[Extracts from a graphics dataset]
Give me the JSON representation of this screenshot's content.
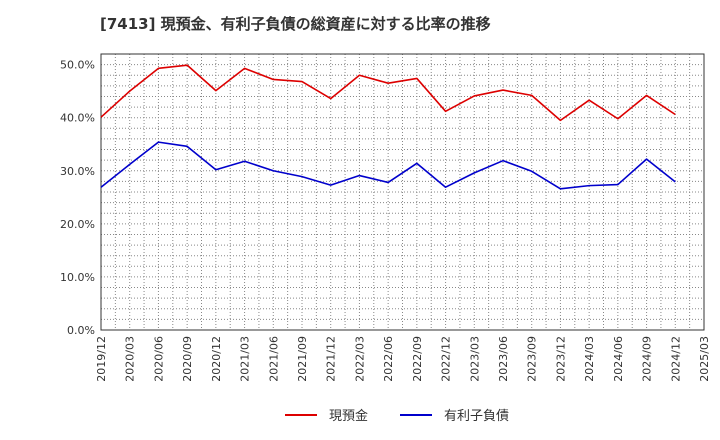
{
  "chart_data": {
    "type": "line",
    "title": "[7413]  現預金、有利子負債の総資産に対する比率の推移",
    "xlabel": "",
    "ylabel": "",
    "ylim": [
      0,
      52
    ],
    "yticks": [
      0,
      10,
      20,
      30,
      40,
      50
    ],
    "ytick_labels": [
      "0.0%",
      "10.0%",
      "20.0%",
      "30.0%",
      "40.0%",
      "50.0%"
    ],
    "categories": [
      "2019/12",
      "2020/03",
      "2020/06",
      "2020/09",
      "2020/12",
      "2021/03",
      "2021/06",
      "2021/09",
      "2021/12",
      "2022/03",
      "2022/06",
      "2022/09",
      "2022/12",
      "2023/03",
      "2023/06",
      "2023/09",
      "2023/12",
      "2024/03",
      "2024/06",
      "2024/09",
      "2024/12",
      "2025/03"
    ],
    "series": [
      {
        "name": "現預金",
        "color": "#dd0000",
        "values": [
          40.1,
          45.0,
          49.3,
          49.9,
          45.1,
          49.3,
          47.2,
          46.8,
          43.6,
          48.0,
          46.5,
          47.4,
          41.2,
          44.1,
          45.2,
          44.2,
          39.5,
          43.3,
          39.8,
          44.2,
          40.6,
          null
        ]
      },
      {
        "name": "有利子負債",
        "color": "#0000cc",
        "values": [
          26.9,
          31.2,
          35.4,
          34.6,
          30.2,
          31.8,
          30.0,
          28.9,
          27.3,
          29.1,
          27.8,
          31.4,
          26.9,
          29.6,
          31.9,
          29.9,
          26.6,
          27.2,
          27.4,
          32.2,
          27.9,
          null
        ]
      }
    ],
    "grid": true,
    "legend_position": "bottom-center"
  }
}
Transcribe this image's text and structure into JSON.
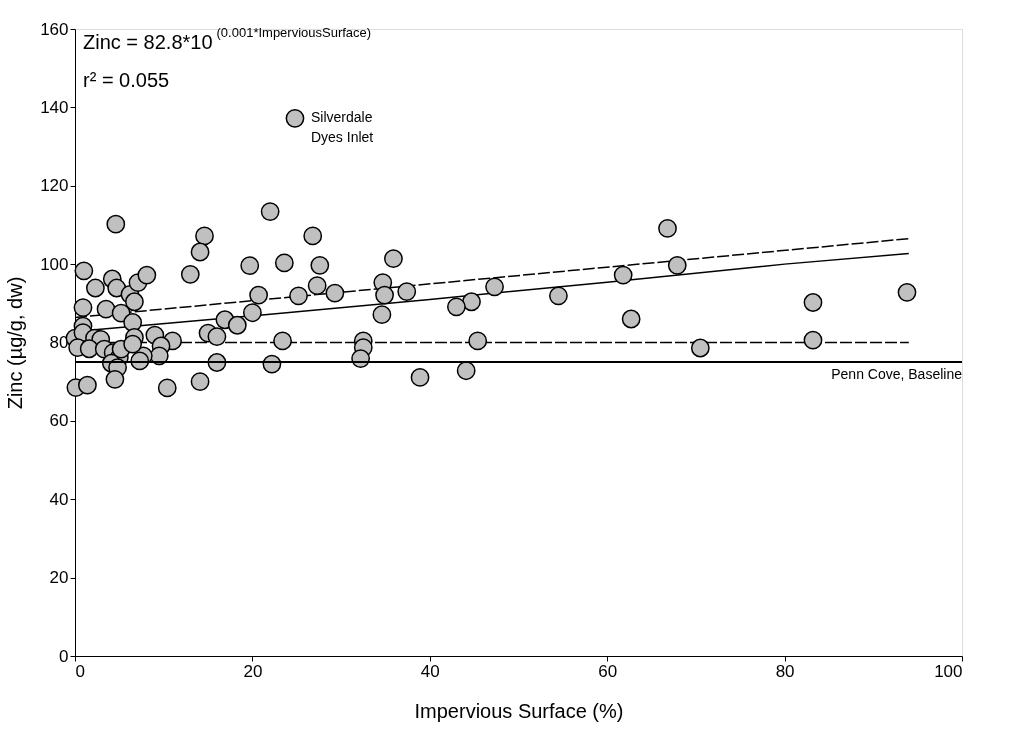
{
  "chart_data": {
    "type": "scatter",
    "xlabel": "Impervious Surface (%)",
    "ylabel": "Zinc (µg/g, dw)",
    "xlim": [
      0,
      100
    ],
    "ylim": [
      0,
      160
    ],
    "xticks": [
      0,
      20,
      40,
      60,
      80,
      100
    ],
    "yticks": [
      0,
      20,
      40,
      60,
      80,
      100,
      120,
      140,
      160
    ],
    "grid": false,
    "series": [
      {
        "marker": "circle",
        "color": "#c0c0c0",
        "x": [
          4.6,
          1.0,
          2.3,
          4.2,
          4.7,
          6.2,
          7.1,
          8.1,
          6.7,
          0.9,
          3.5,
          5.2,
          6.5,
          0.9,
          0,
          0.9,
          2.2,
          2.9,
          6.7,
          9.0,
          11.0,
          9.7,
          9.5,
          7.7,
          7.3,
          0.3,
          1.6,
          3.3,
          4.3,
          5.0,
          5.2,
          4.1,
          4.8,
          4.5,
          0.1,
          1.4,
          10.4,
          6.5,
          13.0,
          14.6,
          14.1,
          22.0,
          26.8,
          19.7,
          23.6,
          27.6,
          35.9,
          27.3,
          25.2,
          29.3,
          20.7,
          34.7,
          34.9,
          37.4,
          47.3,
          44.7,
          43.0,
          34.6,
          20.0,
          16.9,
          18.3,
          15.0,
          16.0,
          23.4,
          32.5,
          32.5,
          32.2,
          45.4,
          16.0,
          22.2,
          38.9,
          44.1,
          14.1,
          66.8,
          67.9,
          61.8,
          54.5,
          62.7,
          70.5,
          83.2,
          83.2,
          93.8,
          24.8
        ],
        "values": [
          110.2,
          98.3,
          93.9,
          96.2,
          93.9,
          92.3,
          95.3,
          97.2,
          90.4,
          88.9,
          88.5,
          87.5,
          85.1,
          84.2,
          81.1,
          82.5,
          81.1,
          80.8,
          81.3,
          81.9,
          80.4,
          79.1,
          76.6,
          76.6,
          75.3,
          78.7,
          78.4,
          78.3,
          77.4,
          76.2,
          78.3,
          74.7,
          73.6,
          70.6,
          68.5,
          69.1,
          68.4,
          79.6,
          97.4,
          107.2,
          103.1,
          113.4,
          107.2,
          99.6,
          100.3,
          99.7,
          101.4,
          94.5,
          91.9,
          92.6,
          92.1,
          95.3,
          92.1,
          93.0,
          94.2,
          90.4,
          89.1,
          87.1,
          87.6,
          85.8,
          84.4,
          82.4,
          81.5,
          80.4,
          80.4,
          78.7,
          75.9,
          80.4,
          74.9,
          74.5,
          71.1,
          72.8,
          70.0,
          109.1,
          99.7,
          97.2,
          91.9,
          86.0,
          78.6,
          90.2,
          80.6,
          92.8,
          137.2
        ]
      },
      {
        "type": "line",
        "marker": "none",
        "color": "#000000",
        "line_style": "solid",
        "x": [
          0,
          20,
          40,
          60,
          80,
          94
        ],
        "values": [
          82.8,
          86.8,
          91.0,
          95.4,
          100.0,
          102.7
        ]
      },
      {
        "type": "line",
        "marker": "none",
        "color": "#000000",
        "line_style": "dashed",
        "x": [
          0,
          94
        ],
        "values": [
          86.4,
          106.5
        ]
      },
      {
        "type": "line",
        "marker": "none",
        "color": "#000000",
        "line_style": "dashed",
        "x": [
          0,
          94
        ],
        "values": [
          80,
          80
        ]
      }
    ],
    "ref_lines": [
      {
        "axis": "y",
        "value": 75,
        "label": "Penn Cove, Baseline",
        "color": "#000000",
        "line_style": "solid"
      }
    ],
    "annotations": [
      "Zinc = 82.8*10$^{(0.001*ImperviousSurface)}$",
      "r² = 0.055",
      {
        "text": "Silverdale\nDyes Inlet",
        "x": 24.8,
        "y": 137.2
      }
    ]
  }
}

* * *

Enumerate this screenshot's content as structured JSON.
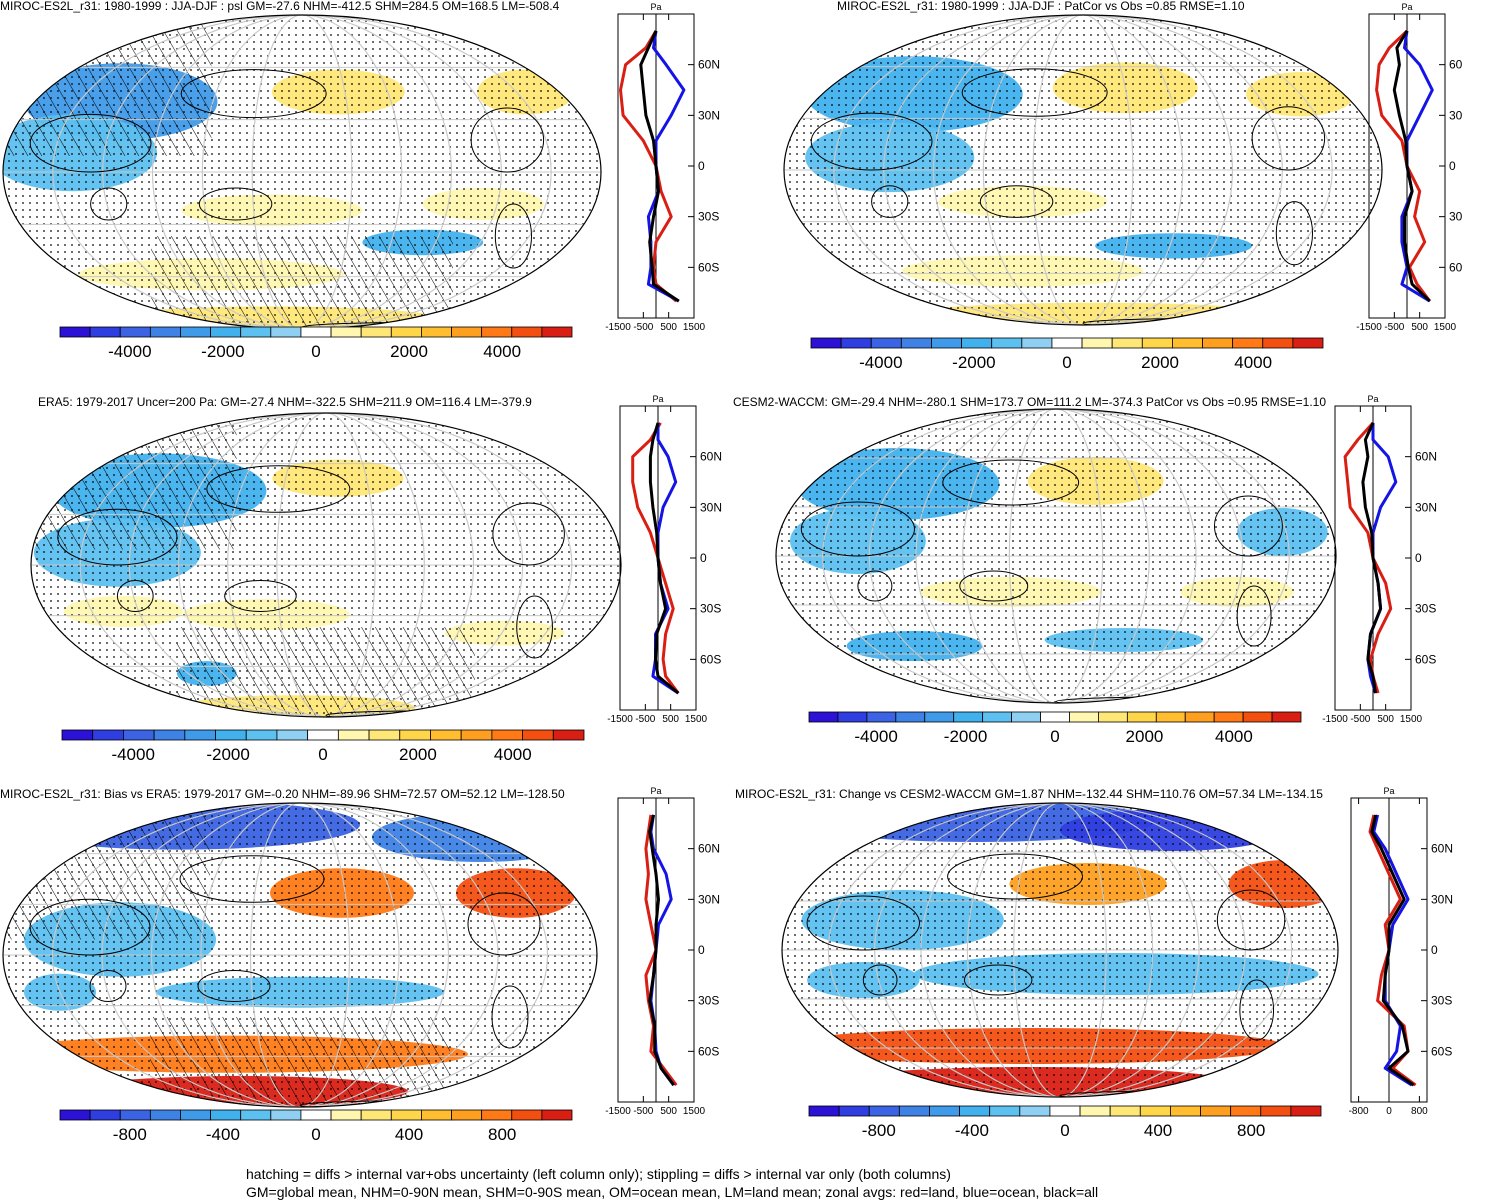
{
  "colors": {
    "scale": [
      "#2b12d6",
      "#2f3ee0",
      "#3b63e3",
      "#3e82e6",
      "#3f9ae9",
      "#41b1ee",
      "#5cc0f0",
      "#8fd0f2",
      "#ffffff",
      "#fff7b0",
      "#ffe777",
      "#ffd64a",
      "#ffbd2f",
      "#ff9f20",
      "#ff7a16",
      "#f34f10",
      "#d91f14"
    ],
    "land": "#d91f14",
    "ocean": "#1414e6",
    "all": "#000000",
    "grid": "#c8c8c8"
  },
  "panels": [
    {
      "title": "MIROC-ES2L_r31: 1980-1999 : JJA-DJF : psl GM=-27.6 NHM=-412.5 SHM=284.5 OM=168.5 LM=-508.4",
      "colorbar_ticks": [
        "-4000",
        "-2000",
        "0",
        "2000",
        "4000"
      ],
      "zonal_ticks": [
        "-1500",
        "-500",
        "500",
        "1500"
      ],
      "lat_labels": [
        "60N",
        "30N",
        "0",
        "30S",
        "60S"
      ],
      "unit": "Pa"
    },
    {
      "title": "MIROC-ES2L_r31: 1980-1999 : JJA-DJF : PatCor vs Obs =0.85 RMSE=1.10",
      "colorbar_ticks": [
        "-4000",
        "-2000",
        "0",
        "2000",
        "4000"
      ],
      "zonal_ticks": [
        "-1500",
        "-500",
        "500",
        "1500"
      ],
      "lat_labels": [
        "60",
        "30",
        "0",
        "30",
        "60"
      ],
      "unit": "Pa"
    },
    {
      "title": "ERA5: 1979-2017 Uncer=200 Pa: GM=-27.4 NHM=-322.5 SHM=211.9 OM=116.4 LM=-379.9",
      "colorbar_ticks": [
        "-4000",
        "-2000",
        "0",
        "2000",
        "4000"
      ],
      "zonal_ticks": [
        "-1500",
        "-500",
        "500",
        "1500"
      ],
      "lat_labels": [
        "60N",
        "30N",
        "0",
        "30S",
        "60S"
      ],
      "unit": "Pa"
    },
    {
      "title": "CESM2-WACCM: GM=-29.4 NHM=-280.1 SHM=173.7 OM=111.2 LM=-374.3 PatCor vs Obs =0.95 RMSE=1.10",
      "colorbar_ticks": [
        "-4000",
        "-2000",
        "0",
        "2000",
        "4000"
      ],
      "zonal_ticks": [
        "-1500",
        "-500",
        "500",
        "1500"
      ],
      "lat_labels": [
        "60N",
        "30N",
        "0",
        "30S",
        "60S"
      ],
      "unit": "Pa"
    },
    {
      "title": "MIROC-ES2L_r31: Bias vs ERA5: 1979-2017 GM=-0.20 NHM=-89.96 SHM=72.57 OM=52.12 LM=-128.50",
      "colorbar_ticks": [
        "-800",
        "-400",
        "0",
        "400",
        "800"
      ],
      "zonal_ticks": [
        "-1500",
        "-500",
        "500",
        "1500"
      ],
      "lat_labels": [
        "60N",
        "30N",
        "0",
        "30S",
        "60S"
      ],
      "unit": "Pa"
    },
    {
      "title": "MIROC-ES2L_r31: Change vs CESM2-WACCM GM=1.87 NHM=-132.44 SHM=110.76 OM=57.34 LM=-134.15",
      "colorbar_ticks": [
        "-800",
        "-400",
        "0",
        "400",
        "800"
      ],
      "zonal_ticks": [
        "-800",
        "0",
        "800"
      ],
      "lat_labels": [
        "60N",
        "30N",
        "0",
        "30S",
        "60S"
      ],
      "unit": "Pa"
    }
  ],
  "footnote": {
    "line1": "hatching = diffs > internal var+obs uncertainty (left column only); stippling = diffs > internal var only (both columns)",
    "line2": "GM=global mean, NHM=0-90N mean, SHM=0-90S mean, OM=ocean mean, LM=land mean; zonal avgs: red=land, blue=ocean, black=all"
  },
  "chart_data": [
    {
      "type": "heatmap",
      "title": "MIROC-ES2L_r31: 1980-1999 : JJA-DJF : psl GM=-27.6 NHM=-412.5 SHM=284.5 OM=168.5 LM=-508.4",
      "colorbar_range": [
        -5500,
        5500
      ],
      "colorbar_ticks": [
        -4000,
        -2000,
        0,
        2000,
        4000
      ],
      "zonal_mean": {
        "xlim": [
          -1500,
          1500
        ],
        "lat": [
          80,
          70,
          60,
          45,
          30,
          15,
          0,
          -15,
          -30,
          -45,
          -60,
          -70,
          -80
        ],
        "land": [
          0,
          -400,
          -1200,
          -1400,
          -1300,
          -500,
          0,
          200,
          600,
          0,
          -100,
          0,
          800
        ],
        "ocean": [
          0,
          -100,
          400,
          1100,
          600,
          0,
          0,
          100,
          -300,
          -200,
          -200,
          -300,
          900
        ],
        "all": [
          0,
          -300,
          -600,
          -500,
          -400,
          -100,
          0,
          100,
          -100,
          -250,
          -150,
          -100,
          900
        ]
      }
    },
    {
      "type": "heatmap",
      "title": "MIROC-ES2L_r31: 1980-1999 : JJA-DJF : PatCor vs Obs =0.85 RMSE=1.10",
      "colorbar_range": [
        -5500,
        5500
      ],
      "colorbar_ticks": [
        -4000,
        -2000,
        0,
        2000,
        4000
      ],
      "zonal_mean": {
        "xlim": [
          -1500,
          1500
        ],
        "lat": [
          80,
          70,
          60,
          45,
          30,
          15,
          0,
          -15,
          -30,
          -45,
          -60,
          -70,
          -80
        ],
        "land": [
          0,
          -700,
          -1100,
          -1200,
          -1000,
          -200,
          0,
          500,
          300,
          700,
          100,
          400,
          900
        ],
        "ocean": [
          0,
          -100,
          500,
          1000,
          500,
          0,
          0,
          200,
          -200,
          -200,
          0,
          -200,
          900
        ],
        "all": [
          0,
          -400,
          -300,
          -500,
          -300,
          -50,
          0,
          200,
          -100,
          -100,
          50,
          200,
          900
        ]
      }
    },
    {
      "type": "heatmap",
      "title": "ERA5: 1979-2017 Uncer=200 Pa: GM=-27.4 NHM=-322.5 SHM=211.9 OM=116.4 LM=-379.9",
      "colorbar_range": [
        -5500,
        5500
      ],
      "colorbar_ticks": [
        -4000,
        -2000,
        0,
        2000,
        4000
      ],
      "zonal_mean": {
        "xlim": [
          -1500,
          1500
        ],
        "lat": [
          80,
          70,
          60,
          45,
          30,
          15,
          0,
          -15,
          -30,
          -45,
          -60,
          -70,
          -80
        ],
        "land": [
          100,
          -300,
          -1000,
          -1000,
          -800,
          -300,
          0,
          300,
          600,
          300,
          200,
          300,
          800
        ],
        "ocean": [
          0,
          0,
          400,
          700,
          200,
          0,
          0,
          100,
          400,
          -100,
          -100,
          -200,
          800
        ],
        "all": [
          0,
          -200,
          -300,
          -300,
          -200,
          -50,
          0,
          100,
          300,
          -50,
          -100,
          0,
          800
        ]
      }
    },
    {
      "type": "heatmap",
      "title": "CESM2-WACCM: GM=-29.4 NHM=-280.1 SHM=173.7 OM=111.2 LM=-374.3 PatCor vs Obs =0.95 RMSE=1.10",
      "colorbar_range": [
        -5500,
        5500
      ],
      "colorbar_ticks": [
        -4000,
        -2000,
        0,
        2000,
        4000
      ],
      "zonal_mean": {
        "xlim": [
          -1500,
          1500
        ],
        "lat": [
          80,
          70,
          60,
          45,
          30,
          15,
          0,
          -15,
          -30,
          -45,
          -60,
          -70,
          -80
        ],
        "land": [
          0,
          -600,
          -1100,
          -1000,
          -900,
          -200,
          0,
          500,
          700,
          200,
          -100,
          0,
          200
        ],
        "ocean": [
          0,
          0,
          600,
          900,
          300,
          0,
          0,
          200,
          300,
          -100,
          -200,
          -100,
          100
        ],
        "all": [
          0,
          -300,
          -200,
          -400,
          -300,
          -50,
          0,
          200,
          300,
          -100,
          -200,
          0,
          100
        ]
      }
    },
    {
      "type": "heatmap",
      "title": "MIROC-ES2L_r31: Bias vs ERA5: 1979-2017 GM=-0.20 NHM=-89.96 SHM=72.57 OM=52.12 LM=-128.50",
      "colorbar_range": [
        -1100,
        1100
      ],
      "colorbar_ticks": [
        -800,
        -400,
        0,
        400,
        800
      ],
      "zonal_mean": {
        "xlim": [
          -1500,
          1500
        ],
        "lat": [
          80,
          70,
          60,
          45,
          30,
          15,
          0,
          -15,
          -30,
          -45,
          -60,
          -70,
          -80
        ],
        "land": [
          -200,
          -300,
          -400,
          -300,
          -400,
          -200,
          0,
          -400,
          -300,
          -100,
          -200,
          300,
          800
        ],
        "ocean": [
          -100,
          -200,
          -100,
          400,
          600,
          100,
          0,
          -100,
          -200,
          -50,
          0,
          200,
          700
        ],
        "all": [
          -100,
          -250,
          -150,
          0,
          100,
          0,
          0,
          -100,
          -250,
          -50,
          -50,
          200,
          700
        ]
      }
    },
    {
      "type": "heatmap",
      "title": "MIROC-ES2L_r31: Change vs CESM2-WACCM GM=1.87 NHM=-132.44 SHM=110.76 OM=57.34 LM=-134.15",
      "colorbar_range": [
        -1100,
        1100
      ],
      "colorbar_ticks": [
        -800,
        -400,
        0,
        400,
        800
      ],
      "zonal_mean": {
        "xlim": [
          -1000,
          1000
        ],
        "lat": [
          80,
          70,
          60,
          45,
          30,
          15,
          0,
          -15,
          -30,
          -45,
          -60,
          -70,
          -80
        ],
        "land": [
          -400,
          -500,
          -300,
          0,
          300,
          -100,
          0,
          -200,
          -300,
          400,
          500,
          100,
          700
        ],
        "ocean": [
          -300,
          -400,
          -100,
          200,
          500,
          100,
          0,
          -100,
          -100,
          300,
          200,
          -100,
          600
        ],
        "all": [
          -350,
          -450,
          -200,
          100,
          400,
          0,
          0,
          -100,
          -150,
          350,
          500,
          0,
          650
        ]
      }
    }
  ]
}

Task requirements
Pick out all lines containing the string "Zinc".

Output for this task
    "ylabel": "Zinc (µg/g, dw)",
      "Zinc = 82.8*10$^{(0.001*ImperviousSurface)}$",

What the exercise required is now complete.